>> START

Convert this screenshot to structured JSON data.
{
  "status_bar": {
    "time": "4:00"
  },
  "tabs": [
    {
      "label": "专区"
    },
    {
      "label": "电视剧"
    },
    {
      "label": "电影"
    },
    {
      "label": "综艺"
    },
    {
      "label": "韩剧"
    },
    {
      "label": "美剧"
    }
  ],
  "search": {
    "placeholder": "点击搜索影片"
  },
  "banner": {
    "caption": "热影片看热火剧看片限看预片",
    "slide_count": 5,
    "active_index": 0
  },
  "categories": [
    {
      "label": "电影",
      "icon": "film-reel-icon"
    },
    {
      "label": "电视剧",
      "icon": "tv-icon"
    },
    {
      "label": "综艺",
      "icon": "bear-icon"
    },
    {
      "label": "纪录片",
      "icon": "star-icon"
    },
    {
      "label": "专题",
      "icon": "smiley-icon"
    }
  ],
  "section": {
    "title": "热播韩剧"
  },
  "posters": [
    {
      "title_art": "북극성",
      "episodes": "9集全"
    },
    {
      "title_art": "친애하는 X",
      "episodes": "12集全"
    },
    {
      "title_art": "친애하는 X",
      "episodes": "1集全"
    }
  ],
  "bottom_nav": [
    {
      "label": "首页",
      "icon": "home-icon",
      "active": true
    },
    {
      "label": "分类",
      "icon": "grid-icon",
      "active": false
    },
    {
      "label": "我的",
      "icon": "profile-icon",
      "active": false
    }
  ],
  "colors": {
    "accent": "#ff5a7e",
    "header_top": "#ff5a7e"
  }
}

>> END

The exercise → Recopy the entries above in their entirety, exactly.

Solution to this exercise →
Convert this screenshot to structured JSON data.
{
  "status_bar": {
    "time": "4:00"
  },
  "tabs": [
    {
      "label": "专区"
    },
    {
      "label": "电视剧"
    },
    {
      "label": "电影"
    },
    {
      "label": "综艺"
    },
    {
      "label": "韩剧"
    },
    {
      "label": "美剧"
    }
  ],
  "search": {
    "placeholder": "点击搜索影片"
  },
  "banner": {
    "caption": "热影片看热火剧看片限看预片",
    "slide_count": 5,
    "active_index": 0
  },
  "categories": [
    {
      "label": "电影",
      "icon": "film-reel-icon"
    },
    {
      "label": "电视剧",
      "icon": "tv-icon"
    },
    {
      "label": "综艺",
      "icon": "bear-icon"
    },
    {
      "label": "纪录片",
      "icon": "star-icon"
    },
    {
      "label": "专题",
      "icon": "smiley-icon"
    }
  ],
  "section": {
    "title": "热播韩剧"
  },
  "posters": [
    {
      "title_art": "북극성",
      "episodes": "9集全"
    },
    {
      "title_art": "친애하는 X",
      "episodes": "12集全"
    },
    {
      "title_art": "친애하는 X",
      "episodes": "1集全"
    }
  ],
  "bottom_nav": [
    {
      "label": "首页",
      "icon": "home-icon",
      "active": true
    },
    {
      "label": "分类",
      "icon": "grid-icon",
      "active": false
    },
    {
      "label": "我的",
      "icon": "profile-icon",
      "active": false
    }
  ],
  "colors": {
    "accent": "#ff5a7e",
    "header_top": "#ff5a7e"
  }
}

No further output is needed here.